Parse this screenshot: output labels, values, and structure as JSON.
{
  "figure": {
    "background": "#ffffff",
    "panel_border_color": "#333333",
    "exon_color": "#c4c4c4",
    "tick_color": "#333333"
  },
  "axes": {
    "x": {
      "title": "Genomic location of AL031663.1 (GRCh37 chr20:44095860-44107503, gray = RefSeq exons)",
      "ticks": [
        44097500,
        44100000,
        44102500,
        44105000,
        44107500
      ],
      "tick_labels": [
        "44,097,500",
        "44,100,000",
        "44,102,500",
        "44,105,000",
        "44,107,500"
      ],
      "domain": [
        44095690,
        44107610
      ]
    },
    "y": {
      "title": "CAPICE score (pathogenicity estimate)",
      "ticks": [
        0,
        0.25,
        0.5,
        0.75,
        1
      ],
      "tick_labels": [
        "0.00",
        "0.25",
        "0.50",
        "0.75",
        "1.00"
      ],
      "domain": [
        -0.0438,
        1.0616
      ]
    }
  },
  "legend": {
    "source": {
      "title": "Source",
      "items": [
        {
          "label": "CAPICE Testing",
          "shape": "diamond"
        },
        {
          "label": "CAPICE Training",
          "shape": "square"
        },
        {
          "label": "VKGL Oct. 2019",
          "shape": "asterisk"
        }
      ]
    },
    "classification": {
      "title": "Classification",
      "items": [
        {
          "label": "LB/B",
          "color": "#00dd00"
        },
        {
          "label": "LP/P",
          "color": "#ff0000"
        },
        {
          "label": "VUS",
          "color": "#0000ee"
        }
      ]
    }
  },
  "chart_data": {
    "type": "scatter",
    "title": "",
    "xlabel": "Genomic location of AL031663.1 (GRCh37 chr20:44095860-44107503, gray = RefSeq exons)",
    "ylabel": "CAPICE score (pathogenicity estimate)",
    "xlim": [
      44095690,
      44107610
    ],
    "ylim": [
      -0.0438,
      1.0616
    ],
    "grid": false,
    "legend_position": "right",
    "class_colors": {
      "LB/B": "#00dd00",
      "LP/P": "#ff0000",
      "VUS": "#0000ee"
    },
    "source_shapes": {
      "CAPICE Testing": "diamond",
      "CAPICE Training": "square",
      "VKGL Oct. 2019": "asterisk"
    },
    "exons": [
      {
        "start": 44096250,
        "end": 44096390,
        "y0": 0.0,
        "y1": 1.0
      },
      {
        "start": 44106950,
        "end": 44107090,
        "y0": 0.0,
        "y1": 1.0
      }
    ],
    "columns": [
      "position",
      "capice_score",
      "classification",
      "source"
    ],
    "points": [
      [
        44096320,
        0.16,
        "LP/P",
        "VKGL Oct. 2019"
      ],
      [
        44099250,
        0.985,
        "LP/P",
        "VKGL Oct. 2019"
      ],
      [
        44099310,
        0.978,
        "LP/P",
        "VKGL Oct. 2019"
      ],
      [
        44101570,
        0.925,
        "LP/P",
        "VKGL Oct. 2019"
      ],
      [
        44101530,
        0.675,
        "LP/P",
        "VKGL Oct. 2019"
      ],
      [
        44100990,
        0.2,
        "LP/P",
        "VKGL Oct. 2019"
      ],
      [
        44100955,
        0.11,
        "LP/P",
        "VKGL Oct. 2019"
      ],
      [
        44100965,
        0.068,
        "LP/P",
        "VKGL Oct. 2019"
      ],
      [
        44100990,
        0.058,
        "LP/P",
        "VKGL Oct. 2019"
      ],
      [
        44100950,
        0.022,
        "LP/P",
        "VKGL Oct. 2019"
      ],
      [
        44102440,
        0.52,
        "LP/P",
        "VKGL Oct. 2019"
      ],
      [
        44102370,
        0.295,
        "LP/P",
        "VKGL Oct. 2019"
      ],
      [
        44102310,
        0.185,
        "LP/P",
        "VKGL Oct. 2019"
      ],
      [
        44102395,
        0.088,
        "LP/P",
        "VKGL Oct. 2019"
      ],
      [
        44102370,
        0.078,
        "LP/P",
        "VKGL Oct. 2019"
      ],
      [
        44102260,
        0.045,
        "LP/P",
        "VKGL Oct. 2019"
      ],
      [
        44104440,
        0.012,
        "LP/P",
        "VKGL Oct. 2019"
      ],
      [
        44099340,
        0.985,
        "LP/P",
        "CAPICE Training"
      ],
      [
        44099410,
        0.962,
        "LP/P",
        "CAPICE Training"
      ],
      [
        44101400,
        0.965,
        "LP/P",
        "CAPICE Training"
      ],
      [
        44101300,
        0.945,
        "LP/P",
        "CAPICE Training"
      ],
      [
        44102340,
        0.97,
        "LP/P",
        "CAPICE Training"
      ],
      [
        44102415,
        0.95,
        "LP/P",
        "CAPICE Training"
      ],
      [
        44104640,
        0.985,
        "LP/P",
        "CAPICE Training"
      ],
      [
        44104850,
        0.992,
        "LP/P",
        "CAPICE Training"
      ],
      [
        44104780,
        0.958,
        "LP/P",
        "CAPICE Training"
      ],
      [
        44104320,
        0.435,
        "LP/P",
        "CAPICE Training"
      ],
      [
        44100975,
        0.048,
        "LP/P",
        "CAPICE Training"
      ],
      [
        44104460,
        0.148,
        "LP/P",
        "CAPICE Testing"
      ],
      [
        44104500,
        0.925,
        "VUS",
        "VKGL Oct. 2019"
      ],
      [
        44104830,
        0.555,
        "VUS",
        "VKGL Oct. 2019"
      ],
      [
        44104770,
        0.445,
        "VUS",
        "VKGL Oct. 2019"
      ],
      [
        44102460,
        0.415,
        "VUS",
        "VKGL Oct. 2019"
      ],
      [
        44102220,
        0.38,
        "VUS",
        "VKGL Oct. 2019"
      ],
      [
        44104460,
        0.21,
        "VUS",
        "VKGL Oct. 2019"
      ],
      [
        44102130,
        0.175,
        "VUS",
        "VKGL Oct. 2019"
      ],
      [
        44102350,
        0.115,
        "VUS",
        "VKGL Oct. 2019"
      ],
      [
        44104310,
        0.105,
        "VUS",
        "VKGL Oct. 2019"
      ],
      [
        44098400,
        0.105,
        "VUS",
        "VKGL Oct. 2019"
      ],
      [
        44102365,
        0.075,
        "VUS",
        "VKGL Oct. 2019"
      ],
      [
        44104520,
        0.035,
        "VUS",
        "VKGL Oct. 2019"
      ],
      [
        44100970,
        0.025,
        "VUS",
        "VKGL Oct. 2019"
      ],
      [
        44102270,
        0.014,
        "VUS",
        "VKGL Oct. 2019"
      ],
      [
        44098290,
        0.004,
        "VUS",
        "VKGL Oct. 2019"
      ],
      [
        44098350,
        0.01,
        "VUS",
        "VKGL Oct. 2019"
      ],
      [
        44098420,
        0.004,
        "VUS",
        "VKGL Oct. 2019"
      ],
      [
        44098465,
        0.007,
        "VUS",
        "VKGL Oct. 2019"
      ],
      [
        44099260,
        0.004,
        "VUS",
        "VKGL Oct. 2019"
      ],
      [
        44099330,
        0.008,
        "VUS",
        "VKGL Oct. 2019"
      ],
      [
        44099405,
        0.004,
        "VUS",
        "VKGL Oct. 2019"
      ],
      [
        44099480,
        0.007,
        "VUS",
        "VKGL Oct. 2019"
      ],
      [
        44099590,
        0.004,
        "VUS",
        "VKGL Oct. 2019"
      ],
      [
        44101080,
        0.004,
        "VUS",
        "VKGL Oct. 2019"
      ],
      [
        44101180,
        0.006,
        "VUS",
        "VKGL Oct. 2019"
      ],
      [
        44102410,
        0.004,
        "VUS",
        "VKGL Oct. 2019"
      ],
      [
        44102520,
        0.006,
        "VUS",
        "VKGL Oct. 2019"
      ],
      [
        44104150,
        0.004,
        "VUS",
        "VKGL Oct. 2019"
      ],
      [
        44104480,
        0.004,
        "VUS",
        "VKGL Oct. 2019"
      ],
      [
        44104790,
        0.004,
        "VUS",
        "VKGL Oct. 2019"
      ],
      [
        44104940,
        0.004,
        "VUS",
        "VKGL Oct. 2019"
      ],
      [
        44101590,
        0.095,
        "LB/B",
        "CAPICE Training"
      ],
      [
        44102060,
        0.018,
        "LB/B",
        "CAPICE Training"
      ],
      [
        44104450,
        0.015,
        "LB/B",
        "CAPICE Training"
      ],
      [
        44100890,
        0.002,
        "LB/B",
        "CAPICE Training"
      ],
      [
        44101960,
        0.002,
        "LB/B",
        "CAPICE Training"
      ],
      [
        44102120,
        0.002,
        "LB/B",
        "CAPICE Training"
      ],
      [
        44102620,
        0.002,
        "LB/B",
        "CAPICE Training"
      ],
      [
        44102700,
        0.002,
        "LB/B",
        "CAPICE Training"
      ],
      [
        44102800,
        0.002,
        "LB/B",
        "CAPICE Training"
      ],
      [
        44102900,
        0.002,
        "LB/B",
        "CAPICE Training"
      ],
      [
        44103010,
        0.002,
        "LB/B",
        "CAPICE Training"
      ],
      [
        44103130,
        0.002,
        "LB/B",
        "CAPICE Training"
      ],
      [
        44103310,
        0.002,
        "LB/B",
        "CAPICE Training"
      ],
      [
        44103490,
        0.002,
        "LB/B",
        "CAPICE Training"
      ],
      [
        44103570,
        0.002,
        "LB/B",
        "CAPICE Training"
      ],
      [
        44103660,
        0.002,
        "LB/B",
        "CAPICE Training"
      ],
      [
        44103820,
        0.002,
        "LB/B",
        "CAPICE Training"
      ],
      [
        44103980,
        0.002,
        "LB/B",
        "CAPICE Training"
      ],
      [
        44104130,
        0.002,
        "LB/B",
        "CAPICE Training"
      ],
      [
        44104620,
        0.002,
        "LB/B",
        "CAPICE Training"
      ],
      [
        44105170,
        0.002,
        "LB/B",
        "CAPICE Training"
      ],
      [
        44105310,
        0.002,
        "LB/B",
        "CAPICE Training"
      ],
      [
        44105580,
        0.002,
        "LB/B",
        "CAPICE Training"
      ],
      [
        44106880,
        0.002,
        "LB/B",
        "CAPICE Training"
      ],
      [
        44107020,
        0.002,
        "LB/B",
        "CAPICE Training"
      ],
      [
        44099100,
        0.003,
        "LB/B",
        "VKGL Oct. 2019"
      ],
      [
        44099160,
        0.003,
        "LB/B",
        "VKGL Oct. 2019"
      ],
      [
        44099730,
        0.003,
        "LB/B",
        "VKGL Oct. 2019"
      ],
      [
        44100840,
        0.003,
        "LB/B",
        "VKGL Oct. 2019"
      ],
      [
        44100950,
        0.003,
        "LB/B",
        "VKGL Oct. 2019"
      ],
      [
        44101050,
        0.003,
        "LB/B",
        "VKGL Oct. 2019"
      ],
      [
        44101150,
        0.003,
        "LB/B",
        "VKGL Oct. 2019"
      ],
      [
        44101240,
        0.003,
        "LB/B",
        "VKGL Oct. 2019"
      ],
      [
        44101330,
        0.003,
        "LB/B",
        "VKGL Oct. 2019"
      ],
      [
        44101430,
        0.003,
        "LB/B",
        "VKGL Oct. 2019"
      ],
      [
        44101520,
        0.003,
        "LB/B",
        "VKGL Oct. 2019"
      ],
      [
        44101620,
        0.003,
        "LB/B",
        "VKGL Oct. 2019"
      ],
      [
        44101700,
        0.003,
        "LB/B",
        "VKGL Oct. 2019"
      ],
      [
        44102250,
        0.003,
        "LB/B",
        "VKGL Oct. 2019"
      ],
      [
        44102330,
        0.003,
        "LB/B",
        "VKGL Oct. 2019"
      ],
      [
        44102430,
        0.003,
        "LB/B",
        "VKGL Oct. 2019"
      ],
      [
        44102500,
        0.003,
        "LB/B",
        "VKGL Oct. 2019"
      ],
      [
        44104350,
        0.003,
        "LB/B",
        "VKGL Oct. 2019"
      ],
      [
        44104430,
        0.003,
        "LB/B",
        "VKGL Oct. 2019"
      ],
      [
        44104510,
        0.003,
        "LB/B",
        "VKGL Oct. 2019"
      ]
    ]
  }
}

Task directions :: Would you filter the records and copy each line that contains the word "estimate"?

Output of the exercise ::
      "title": "CAPICE score (pathogenicity estimate)",
    "ylabel": "CAPICE score (pathogenicity estimate)",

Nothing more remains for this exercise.